> [Task prompt]: Retype everything in the listing, leaving each line exactly as it is.

Extracts from a graphics dataset:
---+---

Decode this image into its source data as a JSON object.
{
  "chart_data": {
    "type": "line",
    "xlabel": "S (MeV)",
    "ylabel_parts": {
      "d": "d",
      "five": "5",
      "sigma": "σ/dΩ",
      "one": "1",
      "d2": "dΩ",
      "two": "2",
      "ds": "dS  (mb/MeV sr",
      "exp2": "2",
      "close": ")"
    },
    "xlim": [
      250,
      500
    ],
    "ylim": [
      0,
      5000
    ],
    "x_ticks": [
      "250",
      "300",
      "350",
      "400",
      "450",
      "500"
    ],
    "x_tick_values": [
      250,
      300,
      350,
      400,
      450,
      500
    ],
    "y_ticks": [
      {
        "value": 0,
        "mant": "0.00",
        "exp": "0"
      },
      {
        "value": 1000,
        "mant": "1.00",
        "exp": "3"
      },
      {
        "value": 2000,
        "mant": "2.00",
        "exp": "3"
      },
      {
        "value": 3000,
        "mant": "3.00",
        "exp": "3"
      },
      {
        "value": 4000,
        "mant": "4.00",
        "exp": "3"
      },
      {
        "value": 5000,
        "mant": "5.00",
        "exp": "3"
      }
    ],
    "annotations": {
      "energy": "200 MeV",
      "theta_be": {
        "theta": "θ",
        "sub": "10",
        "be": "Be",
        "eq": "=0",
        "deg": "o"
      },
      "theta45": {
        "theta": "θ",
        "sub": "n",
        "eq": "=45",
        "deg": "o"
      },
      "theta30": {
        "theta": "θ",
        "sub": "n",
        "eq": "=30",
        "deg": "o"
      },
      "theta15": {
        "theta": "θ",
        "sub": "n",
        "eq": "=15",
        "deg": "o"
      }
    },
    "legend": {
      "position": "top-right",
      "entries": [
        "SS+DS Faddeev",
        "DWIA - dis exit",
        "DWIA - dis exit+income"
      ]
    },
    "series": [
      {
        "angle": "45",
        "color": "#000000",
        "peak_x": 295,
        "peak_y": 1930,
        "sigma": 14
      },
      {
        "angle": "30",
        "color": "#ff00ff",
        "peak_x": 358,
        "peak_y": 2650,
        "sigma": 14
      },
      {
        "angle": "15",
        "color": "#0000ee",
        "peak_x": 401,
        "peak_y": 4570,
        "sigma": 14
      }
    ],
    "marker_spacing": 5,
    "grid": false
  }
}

---+---

> [Solution to the problem]:
Decode this image into its source data as a JSON object.
{
  "chart_data": {
    "type": "line",
    "xlabel": "S (MeV)",
    "ylabel_parts": {
      "d": "d",
      "five": "5",
      "sigma": "σ/dΩ",
      "one": "1",
      "d2": "dΩ",
      "two": "2",
      "ds": "dS  (mb/MeV sr",
      "exp2": "2",
      "close": ")"
    },
    "xlim": [
      250,
      500
    ],
    "ylim": [
      0,
      5000
    ],
    "x_ticks": [
      "250",
      "300",
      "350",
      "400",
      "450",
      "500"
    ],
    "x_tick_values": [
      250,
      300,
      350,
      400,
      450,
      500
    ],
    "y_ticks": [
      {
        "value": 0,
        "mant": "0.00",
        "exp": "0"
      },
      {
        "value": 1000,
        "mant": "1.00",
        "exp": "3"
      },
      {
        "value": 2000,
        "mant": "2.00",
        "exp": "3"
      },
      {
        "value": 3000,
        "mant": "3.00",
        "exp": "3"
      },
      {
        "value": 4000,
        "mant": "4.00",
        "exp": "3"
      },
      {
        "value": 5000,
        "mant": "5.00",
        "exp": "3"
      }
    ],
    "annotations": {
      "energy": "200 MeV",
      "theta_be": {
        "theta": "θ",
        "sub": "10",
        "be": "Be",
        "eq": "=0",
        "deg": "o"
      },
      "theta45": {
        "theta": "θ",
        "sub": "n",
        "eq": "=45",
        "deg": "o"
      },
      "theta30": {
        "theta": "θ",
        "sub": "n",
        "eq": "=30",
        "deg": "o"
      },
      "theta15": {
        "theta": "θ",
        "sub": "n",
        "eq": "=15",
        "deg": "o"
      }
    },
    "legend": {
      "position": "top-right",
      "entries": [
        "SS+DS Faddeev",
        "DWIA - dis exit",
        "DWIA - dis exit+income"
      ]
    },
    "series": [
      {
        "angle": "45",
        "color": "#000000",
        "peak_x": 295,
        "peak_y": 1930,
        "sigma": 14
      },
      {
        "angle": "30",
        "color": "#ff00ff",
        "peak_x": 358,
        "peak_y": 2650,
        "sigma": 14
      },
      {
        "angle": "15",
        "color": "#0000ee",
        "peak_x": 401,
        "peak_y": 4570,
        "sigma": 14
      }
    ],
    "marker_spacing": 5,
    "grid": false
  }
}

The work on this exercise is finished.